GOAL: Show all lines from the listing below that contain "price".

--- Begin DATASET RECORDS ---

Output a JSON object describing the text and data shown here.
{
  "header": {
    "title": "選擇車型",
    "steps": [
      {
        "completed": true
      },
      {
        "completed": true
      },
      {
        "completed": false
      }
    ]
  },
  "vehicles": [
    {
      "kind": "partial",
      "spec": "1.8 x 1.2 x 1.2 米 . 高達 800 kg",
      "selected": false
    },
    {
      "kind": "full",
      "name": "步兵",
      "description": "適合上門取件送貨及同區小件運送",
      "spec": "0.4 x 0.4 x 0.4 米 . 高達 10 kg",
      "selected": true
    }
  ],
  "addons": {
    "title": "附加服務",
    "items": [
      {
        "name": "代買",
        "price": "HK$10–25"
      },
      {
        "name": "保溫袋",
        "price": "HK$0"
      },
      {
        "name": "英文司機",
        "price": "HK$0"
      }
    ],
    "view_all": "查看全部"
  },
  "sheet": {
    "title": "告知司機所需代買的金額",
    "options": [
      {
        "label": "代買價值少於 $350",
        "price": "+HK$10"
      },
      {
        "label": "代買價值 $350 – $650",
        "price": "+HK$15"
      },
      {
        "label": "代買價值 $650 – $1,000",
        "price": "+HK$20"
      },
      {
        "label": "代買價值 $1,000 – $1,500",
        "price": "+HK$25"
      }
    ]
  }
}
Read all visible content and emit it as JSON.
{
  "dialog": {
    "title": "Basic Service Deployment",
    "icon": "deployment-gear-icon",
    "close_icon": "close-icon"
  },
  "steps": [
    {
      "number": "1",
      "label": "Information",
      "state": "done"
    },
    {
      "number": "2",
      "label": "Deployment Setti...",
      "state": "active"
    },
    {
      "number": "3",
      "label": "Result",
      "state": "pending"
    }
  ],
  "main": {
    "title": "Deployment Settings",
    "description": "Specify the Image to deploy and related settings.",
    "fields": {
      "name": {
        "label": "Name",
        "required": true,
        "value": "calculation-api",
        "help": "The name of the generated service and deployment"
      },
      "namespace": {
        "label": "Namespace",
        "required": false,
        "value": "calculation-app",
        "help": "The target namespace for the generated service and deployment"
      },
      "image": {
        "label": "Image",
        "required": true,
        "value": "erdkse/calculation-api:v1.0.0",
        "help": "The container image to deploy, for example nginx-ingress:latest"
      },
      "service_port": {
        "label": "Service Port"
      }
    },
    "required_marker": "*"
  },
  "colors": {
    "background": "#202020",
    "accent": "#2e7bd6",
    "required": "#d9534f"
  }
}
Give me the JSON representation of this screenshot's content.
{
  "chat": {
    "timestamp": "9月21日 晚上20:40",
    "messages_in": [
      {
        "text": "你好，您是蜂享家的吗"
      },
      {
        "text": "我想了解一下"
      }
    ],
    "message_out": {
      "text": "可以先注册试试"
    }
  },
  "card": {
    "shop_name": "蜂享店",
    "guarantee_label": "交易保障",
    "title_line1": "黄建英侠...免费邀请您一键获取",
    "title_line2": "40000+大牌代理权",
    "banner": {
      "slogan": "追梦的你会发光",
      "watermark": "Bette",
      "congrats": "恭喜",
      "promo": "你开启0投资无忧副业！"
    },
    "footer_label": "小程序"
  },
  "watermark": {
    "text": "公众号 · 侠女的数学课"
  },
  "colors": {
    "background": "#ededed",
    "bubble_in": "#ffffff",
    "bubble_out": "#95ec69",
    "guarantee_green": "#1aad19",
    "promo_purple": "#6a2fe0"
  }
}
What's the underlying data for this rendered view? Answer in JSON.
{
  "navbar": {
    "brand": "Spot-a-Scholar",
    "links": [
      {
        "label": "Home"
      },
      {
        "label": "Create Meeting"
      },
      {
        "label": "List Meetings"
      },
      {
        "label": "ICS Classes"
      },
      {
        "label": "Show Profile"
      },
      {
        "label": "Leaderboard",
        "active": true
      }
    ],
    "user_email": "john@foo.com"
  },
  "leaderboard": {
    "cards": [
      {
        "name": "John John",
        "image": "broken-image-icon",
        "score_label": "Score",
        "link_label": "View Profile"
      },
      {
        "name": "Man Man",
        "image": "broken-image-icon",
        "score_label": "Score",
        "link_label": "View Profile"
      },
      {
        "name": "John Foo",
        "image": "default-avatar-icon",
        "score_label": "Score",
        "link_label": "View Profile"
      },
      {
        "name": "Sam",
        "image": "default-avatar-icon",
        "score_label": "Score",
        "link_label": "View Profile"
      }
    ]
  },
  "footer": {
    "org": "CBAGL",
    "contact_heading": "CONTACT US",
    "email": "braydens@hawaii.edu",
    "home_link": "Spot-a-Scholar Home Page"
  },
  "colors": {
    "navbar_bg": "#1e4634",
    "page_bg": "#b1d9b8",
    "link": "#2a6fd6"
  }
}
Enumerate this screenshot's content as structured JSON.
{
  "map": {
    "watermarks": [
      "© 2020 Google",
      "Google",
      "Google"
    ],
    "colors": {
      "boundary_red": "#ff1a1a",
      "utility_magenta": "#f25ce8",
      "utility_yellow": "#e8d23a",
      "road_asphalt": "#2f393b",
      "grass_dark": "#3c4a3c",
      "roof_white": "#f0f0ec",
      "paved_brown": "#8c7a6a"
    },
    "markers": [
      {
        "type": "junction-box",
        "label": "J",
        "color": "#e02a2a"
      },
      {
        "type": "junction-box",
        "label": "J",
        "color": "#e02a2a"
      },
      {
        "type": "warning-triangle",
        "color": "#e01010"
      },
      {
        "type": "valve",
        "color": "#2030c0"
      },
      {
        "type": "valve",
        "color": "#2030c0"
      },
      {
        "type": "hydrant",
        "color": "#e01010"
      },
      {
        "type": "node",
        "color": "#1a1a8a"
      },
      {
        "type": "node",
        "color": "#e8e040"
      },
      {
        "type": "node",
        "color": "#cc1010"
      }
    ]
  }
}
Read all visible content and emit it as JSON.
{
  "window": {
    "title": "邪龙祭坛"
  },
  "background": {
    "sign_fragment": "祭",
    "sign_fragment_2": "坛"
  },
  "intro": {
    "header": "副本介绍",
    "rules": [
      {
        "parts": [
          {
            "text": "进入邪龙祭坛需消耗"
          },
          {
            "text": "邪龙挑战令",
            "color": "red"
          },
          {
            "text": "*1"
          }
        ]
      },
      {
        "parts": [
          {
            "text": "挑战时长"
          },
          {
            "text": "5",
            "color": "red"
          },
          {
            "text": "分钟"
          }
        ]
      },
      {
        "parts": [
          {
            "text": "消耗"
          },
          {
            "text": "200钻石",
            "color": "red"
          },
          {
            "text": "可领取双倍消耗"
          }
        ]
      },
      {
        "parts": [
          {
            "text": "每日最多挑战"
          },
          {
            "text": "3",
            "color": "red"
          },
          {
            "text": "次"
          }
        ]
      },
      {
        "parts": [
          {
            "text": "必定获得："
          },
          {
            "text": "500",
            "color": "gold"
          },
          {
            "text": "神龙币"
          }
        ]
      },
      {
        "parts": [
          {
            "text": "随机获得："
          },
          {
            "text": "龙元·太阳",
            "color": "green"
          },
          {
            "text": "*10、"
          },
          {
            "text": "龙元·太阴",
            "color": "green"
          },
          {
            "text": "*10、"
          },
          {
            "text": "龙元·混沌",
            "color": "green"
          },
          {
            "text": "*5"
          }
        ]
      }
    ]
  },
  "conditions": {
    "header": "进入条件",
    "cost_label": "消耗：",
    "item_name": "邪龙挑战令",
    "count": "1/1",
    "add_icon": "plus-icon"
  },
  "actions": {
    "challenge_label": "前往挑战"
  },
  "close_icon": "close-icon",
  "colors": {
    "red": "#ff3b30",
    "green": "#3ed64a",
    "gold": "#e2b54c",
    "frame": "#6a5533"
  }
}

--- End DATASET RECORDS ---

RESULT OF THIS EXERCISE:
        "price": "HK$10–25"
        "price": "HK$0"
        "price": "HK$0"
        "price": "+HK$10"
        "price": "+HK$15"
        "price": "+HK$20"
        "price": "+HK$25"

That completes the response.